WHAT IS BEING ASKED: Review the lines that follow and copy each one that contains the word "рублей".

MATERIAL TO PROCESS:
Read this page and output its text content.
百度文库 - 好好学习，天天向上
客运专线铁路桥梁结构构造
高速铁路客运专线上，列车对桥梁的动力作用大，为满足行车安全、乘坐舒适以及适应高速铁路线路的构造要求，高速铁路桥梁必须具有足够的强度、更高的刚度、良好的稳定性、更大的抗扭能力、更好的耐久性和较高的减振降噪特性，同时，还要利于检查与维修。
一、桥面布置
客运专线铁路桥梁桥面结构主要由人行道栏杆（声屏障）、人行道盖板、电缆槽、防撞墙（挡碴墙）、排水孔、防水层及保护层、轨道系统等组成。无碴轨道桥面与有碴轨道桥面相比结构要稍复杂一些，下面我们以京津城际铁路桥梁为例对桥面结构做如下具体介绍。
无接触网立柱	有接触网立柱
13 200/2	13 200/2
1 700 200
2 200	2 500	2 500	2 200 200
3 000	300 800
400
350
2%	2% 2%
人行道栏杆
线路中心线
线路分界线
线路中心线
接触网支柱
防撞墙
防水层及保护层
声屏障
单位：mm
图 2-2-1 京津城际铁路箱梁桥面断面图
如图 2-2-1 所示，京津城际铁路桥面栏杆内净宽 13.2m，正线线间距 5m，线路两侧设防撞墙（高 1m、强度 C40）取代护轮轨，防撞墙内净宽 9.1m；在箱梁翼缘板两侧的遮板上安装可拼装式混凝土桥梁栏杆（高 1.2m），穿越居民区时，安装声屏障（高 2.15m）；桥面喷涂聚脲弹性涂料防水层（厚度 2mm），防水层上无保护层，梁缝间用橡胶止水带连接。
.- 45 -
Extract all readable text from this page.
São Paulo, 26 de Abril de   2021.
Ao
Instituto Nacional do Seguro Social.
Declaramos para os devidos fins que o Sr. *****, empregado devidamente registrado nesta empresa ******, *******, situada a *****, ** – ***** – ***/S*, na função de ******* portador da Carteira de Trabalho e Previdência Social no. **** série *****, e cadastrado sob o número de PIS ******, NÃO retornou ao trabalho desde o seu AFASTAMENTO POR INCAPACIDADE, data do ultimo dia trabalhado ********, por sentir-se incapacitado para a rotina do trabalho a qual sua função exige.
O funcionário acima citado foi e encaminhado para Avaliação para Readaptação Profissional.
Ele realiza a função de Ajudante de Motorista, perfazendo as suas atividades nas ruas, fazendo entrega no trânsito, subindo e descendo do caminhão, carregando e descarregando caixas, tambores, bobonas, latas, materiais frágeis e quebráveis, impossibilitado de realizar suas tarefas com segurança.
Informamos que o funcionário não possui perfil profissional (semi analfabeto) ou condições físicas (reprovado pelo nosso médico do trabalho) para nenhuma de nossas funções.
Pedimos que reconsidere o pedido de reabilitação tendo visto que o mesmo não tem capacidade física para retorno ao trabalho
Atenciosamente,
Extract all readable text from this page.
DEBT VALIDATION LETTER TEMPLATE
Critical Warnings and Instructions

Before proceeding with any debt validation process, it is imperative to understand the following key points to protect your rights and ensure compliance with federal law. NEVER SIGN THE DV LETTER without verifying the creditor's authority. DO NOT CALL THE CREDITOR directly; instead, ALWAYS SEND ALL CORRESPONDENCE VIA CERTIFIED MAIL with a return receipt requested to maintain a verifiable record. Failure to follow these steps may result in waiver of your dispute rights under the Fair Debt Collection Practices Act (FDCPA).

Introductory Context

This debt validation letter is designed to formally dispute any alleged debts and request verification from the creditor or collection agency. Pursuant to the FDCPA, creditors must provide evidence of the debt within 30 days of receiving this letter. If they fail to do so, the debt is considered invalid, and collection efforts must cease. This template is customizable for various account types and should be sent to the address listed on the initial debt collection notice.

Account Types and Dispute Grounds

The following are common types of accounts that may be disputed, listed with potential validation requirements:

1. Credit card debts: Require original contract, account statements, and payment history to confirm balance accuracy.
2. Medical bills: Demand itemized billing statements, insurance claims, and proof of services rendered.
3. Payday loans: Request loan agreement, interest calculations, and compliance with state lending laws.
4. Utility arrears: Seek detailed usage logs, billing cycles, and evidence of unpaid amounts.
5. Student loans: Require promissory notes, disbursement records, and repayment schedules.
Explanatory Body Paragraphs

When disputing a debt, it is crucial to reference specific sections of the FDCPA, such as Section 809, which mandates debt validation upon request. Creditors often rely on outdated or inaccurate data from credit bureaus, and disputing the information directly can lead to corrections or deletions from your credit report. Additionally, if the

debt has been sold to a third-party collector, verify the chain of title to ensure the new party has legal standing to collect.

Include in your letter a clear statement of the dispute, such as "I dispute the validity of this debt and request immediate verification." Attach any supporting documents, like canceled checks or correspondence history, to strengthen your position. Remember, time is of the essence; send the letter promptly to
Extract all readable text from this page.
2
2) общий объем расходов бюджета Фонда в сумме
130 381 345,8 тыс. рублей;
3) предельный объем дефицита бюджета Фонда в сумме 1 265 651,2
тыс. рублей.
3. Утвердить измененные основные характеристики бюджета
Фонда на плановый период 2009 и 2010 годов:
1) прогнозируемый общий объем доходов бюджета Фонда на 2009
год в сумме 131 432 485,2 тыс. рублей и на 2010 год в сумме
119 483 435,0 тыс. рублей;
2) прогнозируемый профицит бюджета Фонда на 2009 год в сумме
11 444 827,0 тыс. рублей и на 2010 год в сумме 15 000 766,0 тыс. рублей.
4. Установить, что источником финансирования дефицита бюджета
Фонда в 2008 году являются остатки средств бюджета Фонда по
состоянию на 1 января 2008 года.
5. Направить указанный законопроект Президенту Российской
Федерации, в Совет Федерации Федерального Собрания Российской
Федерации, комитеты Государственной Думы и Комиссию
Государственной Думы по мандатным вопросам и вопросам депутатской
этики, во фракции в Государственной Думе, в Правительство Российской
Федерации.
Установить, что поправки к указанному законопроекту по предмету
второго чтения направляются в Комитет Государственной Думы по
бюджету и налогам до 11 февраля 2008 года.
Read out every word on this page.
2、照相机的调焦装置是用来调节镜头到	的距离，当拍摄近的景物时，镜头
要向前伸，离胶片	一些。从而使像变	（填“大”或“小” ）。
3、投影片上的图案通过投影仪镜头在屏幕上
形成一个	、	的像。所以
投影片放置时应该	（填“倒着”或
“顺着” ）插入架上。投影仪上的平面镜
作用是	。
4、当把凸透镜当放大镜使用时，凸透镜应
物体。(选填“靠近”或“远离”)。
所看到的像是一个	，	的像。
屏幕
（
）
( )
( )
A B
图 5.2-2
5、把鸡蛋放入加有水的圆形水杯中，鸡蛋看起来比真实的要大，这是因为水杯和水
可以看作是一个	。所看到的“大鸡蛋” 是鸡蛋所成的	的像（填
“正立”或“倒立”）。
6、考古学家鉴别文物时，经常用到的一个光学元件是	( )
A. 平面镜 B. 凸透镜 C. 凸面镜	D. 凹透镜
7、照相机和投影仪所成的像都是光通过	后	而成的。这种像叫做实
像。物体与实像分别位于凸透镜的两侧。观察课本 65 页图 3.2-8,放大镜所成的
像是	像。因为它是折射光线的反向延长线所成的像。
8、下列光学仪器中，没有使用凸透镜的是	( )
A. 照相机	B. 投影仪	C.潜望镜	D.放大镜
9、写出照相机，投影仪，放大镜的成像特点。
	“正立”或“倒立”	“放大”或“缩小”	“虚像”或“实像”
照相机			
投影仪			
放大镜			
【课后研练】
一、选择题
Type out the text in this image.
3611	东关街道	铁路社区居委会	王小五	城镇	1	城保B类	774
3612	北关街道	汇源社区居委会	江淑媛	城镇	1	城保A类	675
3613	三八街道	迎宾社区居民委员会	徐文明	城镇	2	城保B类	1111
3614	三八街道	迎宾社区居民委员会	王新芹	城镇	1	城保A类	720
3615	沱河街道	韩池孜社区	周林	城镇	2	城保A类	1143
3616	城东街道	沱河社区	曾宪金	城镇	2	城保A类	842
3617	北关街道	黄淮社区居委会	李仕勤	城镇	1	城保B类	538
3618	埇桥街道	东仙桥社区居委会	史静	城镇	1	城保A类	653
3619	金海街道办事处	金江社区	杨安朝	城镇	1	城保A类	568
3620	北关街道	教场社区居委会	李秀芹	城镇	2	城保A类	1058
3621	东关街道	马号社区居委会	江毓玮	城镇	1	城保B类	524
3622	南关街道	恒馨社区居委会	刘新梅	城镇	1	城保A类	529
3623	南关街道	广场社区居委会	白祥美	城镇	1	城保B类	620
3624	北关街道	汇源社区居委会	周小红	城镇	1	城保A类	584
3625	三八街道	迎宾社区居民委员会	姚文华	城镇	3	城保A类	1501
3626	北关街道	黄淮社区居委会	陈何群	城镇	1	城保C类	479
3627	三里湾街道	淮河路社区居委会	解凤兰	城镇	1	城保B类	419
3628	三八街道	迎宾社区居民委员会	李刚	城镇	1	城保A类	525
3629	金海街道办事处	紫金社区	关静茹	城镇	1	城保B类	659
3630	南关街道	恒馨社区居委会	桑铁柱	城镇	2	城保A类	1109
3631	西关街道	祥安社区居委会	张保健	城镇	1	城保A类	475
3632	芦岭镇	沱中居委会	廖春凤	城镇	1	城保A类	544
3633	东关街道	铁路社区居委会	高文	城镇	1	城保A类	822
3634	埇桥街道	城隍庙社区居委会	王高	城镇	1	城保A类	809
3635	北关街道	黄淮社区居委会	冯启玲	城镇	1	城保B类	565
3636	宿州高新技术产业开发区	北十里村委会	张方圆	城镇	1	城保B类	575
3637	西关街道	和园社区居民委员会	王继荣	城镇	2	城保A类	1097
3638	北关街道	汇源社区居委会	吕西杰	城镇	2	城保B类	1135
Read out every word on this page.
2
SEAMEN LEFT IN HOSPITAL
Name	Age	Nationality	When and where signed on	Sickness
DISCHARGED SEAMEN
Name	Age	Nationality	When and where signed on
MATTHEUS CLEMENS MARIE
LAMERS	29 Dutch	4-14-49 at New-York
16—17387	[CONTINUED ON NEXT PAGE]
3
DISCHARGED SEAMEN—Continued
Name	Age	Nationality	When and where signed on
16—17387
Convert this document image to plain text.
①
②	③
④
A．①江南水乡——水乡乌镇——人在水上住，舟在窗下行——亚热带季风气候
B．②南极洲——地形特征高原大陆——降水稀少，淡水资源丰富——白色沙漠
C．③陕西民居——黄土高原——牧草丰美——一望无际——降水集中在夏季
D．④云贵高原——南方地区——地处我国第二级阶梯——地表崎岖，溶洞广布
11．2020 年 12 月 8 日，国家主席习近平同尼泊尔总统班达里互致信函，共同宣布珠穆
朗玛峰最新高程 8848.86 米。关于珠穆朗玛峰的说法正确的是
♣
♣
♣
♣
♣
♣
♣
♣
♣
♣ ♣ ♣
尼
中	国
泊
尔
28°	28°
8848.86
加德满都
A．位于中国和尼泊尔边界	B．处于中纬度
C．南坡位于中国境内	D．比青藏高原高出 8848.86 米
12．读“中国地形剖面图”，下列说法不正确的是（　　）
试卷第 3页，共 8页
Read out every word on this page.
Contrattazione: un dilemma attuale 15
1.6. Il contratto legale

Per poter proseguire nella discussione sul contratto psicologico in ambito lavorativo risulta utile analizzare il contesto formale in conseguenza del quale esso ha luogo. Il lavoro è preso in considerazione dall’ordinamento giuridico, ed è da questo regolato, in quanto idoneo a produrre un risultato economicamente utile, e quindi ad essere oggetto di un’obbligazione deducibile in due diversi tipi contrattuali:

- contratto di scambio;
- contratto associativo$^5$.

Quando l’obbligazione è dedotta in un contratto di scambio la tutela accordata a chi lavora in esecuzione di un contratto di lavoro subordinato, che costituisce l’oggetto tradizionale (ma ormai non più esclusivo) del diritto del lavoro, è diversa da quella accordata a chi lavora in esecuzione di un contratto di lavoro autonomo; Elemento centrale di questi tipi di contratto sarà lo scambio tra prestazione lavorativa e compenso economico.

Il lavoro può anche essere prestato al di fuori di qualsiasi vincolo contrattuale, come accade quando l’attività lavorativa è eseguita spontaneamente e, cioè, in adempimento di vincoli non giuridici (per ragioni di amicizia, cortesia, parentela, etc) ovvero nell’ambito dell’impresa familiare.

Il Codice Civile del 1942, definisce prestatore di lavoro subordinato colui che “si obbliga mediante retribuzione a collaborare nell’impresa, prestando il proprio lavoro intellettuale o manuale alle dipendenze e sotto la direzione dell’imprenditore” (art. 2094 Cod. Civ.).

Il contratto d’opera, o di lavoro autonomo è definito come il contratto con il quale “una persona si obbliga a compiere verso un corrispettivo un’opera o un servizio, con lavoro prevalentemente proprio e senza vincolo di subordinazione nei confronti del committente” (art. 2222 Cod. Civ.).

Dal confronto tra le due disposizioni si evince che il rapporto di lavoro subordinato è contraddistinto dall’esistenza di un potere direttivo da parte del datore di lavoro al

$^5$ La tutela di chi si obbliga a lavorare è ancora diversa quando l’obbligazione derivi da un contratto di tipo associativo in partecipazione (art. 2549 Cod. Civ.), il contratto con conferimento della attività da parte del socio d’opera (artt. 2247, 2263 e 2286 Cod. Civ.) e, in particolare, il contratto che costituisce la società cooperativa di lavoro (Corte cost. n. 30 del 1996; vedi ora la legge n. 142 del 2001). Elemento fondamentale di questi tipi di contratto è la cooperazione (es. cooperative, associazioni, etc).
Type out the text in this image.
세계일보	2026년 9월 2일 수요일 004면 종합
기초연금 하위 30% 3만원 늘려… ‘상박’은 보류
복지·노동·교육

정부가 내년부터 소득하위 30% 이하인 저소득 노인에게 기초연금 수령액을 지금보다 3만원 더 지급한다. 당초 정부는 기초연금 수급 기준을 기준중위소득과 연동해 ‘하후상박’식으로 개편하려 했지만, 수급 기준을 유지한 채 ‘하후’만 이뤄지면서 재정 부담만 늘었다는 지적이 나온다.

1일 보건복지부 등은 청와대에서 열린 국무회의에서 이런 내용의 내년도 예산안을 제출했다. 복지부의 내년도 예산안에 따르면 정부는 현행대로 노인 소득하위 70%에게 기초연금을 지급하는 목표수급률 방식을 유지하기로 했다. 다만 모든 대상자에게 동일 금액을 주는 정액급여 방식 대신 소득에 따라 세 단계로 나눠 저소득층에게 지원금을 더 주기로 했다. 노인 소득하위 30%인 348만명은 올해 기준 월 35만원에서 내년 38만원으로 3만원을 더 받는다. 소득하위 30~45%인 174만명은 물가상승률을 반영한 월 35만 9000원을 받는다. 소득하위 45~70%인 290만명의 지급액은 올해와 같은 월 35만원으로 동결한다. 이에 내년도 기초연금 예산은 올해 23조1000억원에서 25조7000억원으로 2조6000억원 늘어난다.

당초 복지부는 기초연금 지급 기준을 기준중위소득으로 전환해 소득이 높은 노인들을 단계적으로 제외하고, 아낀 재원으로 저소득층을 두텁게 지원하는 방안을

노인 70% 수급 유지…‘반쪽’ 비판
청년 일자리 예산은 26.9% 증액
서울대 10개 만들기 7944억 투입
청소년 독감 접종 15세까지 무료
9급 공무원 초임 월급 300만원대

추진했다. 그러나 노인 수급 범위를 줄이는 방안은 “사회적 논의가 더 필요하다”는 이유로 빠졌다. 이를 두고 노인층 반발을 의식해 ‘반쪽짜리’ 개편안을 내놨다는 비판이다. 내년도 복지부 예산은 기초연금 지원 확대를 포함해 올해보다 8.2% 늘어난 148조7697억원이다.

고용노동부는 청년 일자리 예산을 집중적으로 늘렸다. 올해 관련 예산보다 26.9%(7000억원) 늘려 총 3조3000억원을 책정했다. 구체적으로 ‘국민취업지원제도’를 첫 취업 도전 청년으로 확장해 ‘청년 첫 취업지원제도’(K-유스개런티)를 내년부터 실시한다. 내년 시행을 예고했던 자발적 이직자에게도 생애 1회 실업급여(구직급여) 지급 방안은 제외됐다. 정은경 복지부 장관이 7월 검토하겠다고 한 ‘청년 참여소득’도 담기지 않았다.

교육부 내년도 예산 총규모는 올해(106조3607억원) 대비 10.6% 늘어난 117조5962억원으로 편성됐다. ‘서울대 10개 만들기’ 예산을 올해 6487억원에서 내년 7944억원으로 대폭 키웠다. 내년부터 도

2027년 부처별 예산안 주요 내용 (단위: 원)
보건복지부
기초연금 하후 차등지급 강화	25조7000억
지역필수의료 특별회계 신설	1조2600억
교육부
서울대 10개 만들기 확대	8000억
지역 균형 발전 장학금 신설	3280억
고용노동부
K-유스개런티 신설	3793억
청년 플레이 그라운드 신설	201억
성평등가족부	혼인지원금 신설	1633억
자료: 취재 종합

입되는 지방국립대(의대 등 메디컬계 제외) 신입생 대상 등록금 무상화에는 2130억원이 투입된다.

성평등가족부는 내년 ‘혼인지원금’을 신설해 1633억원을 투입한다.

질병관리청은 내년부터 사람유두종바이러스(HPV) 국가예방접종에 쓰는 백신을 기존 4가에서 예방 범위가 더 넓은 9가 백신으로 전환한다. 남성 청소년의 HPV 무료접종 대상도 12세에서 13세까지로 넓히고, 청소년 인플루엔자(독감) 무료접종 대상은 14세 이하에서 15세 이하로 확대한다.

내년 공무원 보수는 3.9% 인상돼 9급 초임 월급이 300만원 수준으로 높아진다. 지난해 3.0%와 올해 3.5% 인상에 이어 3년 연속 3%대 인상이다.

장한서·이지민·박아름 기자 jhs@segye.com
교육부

FULL SOLUTION:
130 381 345,8 тыс. рублей;
тыс. рублей.
год в сумме 131 432 485,2 тыс. рублей и на 2010 год в сумме
119 483 435,0 тыс. рублей;
11 444 827,0 тыс. рублей и на 2010 год в сумме 15 000 766,0 тыс. рублей.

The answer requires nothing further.